Wherever the word "Date" appears in a line, copy that line.

== ENTRIES SUPPLIED ==
• • • • • • •

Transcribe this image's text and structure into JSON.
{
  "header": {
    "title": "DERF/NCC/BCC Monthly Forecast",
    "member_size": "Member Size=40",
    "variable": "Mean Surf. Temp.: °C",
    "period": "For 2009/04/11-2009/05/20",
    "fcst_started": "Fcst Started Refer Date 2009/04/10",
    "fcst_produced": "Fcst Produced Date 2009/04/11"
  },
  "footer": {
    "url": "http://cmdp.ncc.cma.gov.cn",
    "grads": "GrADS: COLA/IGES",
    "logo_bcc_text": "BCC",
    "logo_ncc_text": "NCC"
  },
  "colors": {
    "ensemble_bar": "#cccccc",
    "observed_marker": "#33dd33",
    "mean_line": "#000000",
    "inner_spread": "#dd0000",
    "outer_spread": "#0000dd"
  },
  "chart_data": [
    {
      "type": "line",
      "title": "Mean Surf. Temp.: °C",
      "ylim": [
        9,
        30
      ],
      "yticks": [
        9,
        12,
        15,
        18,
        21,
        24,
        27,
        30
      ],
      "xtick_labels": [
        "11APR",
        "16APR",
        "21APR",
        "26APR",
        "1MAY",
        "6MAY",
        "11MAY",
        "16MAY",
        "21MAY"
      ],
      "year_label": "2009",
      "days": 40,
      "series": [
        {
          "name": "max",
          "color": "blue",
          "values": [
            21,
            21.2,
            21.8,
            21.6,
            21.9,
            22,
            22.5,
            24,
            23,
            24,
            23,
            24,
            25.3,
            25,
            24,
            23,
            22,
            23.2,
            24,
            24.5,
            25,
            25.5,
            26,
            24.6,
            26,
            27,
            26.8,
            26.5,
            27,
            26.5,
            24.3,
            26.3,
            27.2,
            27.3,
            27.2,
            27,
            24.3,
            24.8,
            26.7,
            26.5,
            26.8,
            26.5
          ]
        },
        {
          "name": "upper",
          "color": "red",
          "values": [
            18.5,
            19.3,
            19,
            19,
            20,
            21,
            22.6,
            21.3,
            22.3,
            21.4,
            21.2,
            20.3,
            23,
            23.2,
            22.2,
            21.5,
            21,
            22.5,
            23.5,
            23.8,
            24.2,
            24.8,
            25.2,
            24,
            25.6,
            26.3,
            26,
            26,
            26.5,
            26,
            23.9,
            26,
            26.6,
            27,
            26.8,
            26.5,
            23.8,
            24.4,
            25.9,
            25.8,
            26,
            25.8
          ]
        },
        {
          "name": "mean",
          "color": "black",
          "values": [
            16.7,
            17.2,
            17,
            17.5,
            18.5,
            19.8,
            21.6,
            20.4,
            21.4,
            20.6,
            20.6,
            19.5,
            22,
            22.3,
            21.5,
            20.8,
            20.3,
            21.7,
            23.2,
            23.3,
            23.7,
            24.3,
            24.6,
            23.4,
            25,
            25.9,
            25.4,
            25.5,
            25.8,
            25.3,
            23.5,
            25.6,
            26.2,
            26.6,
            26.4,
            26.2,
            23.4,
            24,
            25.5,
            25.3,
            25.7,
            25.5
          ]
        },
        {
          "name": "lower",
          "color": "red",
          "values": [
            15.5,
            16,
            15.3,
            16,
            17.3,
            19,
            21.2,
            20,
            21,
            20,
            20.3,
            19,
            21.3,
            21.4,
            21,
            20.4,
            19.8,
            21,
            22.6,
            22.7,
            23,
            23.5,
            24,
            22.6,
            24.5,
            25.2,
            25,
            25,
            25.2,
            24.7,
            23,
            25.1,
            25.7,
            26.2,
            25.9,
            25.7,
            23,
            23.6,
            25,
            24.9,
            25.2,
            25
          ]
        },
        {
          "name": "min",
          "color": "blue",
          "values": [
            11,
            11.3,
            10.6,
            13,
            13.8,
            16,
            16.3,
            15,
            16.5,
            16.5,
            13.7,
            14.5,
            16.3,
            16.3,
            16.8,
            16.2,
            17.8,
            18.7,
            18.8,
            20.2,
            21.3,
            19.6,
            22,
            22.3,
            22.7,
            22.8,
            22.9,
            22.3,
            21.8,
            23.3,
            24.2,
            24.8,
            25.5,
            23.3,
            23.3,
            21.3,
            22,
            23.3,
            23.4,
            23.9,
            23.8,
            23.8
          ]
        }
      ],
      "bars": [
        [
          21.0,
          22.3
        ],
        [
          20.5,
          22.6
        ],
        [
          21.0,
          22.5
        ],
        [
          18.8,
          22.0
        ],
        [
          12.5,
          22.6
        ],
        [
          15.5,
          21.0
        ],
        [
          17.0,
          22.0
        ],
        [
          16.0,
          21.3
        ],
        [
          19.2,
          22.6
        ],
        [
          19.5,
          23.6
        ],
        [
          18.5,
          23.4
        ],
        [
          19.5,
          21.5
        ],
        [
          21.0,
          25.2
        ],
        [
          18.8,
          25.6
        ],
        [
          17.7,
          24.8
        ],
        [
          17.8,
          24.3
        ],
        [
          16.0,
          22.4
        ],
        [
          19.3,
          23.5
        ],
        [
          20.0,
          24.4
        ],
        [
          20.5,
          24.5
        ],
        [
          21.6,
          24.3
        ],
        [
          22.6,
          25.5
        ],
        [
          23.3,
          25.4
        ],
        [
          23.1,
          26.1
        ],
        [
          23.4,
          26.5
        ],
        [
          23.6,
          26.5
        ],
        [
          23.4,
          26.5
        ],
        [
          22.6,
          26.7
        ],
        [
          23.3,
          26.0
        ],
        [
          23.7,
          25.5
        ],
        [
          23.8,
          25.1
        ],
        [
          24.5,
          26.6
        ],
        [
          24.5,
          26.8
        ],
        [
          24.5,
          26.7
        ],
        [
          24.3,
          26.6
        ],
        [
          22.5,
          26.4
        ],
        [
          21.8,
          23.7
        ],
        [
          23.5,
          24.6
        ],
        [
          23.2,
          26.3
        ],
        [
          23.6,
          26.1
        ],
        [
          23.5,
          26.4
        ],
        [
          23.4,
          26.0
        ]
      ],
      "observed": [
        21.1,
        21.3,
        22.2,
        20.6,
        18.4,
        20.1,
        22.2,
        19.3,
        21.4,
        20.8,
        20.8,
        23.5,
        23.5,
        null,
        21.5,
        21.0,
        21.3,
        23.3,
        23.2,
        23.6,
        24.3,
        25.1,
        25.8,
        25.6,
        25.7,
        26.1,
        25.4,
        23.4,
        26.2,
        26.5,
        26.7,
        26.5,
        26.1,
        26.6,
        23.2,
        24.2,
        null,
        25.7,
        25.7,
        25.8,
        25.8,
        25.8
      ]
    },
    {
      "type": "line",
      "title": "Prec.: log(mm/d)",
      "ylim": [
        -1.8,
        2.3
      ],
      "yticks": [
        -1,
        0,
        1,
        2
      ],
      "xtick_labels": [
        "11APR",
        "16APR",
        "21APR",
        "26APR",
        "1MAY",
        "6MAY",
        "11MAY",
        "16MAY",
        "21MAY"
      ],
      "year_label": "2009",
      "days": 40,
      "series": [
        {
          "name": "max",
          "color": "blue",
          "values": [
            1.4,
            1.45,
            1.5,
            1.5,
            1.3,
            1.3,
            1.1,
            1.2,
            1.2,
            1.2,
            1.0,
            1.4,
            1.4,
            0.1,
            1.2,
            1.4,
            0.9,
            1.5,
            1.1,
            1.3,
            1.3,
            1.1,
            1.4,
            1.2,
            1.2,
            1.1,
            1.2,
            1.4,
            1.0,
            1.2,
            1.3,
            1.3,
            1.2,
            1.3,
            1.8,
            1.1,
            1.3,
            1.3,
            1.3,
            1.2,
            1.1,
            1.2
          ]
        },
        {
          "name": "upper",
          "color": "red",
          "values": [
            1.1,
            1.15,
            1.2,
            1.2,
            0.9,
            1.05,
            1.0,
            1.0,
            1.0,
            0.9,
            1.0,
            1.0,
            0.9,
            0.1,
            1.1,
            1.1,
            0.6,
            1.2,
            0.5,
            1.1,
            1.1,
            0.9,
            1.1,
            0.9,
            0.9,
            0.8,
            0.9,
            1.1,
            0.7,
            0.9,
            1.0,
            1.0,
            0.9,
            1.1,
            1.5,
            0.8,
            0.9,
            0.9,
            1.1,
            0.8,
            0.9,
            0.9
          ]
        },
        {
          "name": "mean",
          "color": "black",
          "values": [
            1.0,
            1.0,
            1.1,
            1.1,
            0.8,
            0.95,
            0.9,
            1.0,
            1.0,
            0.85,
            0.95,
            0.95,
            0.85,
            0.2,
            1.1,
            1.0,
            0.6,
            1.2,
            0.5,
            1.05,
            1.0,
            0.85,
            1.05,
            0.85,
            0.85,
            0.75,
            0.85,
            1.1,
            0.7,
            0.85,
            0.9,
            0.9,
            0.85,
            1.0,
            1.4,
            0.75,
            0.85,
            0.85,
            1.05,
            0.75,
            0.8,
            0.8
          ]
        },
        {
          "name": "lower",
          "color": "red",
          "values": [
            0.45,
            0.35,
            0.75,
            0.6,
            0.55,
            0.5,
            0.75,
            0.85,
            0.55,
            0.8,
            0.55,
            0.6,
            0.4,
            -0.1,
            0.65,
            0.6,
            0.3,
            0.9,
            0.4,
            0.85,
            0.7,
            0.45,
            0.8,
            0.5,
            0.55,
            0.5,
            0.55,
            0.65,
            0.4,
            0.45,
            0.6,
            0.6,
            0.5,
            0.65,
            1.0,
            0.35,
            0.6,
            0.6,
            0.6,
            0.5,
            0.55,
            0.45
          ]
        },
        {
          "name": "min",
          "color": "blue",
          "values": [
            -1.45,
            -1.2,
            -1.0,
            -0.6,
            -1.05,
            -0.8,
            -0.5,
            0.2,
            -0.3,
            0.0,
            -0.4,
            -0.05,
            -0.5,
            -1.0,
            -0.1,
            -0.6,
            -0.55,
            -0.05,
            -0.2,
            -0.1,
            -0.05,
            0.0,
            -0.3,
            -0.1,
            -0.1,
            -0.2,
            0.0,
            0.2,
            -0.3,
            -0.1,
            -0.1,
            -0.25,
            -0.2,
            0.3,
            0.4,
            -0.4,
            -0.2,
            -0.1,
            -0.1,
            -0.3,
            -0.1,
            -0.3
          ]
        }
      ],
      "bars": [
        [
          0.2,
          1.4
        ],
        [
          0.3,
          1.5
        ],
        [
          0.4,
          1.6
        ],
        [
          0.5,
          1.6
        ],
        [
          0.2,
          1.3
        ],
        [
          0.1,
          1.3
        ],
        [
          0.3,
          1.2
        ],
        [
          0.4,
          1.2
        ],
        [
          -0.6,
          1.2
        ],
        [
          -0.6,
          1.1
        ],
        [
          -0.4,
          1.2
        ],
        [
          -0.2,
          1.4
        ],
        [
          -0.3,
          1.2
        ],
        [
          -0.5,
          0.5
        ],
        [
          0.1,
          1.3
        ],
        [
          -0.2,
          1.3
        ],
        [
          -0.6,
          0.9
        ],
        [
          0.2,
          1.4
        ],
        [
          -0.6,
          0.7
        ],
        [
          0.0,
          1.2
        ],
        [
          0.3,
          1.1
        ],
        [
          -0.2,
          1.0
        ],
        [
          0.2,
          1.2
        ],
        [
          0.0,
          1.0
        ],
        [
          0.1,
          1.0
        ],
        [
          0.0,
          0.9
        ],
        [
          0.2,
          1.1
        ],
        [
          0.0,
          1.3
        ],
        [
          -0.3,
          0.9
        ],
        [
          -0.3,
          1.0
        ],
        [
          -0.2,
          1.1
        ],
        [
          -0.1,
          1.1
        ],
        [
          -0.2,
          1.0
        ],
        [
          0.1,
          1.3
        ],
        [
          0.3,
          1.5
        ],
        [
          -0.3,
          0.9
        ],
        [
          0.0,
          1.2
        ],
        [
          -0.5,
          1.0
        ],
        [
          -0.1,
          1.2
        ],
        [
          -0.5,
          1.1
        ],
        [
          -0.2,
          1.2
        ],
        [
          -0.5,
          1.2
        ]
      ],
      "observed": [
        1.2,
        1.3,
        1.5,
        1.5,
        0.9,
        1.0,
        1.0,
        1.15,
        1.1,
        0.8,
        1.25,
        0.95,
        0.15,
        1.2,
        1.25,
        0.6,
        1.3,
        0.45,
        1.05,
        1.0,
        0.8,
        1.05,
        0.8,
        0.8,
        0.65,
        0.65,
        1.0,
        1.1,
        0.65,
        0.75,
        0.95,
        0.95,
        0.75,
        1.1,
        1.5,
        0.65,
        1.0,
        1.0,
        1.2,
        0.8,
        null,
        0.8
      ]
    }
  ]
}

• • • • • • •

== EXERCISE RESPONSE ==
    "fcst_started": "Fcst Started Refer Date 2009/04/10",
    "fcst_produced": "Fcst Produced Date 2009/04/11"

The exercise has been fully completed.